• Task item: Using the data below, copy each line that includes the word "number".

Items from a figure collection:
=== Begin Enclosure ===
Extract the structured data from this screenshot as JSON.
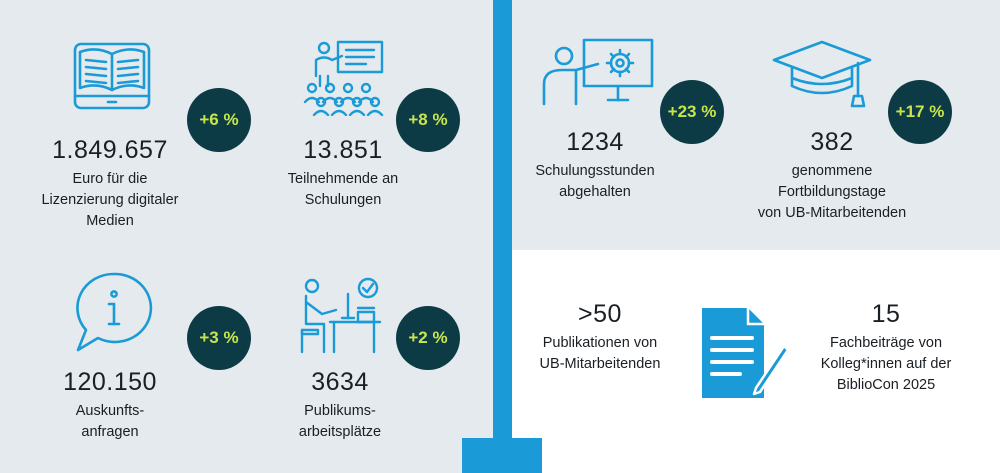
{
  "colors": {
    "accent_blue": "#1a9bd7",
    "badge_bg": "#0d3b45",
    "badge_text": "#c8e64a",
    "panel_bg": "#e4eaed"
  },
  "stats": {
    "media": {
      "number": "1.849.657",
      "label": "Euro für die\nLizenzierung digitaler\nMedien",
      "change": "+6 %",
      "icon": "tablet-book-icon"
    },
    "participants": {
      "number": "13.851",
      "label": "Teilnehmende an\nSchulungen",
      "change": "+8 %",
      "icon": "presentation-audience-icon"
    },
    "inquiries": {
      "number": "120.150",
      "label": "Auskunfts-\nanfragen",
      "change": "+3 %",
      "icon": "info-speech-bubble-icon"
    },
    "workplaces": {
      "number": "3634",
      "label": "Publikums-\narbeitsplätze",
      "change": "+2 %",
      "icon": "person-at-desk-icon"
    },
    "training_hours": {
      "number": "1234",
      "label": "Schulungsstunden\nabgehalten",
      "change": "+23 %",
      "icon": "trainer-whiteboard-gear-icon"
    },
    "training_days": {
      "number": "382",
      "label": "genommene\nFortbildungstage\nvon UB-Mitarbeitenden",
      "change": "+17 %",
      "icon": "graduation-cap-icon"
    },
    "publications": {
      "number": ">50",
      "label": "Publikationen von\nUB-Mitarbeitenden"
    },
    "contributions": {
      "number": "15",
      "label": "Fachbeiträge von\nKolleg*innen auf der\nBiblioCon 2025",
      "icon": "document-pen-icon"
    }
  }
}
=== End Enclosure ===
• Exercise output:
      "number": "1.849.657",
      "number": "13.851",
      "number": "120.150",
      "number": "3634",
      "number": "1234",
      "number": "382",
      "number": ">50",
      "number": "15",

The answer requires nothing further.